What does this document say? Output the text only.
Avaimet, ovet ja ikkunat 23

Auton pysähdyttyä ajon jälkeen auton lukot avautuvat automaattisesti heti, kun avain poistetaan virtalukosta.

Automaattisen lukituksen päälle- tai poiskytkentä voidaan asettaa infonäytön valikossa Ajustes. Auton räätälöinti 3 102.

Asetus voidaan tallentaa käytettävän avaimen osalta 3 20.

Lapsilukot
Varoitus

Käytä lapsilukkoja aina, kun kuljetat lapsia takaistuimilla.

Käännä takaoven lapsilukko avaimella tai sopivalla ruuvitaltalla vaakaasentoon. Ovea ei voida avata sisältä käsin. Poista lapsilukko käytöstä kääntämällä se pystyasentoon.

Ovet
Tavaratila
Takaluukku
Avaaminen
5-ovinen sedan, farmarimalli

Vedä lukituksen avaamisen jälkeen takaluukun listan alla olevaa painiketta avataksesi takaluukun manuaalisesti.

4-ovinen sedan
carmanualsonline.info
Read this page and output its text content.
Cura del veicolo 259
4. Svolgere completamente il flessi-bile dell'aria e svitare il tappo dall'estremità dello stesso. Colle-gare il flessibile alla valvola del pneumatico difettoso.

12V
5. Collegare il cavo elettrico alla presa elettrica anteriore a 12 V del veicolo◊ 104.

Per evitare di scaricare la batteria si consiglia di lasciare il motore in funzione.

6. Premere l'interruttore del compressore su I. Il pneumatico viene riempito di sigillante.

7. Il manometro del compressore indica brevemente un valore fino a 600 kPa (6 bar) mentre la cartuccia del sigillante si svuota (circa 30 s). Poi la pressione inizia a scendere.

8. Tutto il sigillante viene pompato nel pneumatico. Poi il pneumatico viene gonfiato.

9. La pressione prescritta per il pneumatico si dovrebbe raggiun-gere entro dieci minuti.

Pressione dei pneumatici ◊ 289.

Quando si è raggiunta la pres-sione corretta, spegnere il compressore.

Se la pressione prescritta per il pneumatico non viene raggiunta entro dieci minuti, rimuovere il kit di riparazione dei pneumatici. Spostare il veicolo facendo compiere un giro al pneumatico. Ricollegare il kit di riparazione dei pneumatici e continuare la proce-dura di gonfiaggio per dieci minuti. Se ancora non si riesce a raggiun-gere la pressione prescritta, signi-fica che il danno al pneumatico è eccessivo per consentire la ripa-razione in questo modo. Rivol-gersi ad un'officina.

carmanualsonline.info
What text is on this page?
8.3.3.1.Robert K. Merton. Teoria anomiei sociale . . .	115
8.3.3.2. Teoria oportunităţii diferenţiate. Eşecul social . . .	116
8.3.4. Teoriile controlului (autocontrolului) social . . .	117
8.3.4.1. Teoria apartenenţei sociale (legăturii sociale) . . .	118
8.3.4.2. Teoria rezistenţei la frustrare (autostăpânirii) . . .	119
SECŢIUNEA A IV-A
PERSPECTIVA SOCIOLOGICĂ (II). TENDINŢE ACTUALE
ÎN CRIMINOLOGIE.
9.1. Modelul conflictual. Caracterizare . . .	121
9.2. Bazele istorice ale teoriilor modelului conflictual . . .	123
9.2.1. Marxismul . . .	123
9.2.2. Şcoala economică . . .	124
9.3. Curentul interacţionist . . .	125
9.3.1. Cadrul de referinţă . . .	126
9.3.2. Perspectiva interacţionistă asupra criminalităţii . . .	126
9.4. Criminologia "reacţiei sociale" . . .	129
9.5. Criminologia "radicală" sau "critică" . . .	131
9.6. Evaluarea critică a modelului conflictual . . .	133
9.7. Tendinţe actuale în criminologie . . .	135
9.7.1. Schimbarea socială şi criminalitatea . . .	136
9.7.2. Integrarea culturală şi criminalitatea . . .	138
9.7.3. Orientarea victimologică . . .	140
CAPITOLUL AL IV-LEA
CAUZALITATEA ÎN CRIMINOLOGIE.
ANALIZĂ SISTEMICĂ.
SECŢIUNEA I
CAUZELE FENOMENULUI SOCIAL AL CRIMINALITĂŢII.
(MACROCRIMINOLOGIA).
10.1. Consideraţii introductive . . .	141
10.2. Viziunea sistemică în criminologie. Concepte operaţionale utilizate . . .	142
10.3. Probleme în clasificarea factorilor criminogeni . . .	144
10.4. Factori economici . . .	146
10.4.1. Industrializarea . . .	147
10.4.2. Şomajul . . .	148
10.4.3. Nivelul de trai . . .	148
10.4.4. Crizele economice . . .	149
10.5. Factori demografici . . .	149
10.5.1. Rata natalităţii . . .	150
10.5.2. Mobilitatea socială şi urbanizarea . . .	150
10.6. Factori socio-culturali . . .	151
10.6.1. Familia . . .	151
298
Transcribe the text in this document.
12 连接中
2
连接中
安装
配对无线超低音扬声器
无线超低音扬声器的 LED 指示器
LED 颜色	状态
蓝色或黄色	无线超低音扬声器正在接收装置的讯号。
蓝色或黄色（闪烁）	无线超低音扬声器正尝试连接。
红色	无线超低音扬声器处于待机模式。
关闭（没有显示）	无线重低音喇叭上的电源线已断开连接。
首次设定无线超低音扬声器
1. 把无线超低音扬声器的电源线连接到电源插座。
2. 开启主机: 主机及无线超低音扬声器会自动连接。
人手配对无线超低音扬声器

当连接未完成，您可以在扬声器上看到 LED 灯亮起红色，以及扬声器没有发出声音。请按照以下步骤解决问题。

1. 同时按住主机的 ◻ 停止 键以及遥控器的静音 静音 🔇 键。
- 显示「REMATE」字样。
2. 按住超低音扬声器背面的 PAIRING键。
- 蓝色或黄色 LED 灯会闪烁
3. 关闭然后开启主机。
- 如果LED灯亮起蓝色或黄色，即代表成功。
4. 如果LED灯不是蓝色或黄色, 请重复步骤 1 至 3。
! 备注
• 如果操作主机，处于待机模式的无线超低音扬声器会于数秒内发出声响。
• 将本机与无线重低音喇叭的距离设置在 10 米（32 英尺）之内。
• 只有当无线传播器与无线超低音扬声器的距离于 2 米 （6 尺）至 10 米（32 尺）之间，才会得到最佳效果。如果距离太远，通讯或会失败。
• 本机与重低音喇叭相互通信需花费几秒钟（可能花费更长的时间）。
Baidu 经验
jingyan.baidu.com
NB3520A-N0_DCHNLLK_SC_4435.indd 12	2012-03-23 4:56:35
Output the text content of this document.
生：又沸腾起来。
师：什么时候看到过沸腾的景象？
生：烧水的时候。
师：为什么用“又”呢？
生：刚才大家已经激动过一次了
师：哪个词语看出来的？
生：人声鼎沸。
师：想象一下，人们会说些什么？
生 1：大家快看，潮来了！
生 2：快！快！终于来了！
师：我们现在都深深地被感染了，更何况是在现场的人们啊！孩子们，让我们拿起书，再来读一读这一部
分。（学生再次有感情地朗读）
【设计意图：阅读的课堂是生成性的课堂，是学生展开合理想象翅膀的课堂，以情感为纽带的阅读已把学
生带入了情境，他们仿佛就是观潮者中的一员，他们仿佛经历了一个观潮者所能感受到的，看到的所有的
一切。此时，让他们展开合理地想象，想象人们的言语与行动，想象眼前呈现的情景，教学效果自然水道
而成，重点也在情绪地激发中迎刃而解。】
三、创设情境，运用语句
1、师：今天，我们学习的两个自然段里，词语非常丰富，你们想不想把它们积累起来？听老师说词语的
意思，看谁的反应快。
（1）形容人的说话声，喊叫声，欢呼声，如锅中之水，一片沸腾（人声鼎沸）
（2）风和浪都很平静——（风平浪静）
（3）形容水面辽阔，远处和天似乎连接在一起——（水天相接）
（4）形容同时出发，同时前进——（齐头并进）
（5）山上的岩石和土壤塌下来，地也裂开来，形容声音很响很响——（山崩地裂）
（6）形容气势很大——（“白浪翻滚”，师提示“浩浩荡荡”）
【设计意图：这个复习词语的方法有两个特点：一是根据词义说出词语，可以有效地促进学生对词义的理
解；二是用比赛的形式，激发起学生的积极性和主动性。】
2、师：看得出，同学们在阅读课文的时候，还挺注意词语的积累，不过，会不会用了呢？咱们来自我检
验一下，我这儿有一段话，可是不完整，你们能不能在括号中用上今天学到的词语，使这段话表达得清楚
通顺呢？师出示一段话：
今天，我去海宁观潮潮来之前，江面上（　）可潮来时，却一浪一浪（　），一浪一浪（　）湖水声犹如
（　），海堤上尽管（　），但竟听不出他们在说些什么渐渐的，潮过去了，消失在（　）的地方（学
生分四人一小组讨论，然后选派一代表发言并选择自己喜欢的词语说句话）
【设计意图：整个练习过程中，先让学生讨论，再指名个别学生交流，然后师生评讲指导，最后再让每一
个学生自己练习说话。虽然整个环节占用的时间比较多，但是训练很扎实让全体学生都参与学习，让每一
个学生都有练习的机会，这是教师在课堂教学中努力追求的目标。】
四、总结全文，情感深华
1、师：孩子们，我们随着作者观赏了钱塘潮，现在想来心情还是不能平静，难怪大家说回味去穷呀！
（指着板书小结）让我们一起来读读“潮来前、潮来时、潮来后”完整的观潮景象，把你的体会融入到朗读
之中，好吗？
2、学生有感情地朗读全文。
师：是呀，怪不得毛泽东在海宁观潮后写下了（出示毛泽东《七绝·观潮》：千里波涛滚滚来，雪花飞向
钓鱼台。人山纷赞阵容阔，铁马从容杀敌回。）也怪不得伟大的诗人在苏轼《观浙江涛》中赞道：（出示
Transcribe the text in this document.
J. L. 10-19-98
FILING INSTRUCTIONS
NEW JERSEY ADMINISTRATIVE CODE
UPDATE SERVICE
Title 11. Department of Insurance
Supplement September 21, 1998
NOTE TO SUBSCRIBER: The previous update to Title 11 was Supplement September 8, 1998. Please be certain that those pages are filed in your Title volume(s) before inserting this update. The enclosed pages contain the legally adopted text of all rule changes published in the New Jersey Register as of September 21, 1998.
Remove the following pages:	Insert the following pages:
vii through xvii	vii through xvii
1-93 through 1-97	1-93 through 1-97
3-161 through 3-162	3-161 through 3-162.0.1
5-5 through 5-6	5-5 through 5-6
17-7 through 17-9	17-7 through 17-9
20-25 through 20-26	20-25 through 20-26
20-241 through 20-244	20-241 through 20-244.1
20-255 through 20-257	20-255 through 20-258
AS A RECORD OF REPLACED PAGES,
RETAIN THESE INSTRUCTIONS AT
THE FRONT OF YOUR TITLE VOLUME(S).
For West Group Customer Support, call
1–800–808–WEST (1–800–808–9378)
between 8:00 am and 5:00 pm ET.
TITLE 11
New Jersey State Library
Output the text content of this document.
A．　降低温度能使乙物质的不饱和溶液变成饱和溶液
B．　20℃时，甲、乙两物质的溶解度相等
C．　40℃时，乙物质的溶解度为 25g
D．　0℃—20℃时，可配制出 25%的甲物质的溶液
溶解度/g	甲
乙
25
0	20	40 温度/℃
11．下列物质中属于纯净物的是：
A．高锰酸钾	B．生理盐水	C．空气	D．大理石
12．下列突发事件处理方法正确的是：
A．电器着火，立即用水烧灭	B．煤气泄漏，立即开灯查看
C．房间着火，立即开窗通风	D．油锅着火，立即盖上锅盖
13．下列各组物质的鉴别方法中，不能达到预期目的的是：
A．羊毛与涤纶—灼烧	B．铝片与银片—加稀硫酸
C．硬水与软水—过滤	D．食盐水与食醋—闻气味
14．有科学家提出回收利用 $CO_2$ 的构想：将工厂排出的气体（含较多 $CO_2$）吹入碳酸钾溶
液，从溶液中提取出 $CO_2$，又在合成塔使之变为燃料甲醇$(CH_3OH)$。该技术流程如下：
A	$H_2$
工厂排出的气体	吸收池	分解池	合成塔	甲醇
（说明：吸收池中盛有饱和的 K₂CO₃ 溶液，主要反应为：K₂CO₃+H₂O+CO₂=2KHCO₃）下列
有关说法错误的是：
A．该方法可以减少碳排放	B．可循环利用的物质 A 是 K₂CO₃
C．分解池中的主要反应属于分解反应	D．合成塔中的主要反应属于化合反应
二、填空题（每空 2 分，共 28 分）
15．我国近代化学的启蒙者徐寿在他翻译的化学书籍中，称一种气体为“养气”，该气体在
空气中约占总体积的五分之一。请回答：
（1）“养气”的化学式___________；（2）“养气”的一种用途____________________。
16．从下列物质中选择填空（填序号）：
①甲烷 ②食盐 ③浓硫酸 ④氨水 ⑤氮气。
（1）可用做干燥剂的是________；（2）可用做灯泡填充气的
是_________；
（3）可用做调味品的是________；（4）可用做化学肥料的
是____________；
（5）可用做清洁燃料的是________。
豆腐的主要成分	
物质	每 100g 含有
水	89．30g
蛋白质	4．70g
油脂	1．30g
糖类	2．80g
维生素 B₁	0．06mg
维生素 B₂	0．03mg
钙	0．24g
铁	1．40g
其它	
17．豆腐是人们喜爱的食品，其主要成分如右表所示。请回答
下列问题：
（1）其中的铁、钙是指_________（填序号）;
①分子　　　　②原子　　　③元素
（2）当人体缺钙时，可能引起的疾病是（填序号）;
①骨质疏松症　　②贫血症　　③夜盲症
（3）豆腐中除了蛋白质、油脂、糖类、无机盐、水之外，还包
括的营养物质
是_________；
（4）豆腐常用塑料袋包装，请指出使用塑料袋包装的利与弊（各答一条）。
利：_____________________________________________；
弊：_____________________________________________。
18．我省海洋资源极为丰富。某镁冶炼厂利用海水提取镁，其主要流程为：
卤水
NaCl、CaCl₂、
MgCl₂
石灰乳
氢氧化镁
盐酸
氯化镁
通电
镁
☆ ☆ ☆
### EXERCISE INSTRUCTIONS
Tally the lines containing "sociale". Provide the number without any other words.

### WRITTEN SOLUTION
3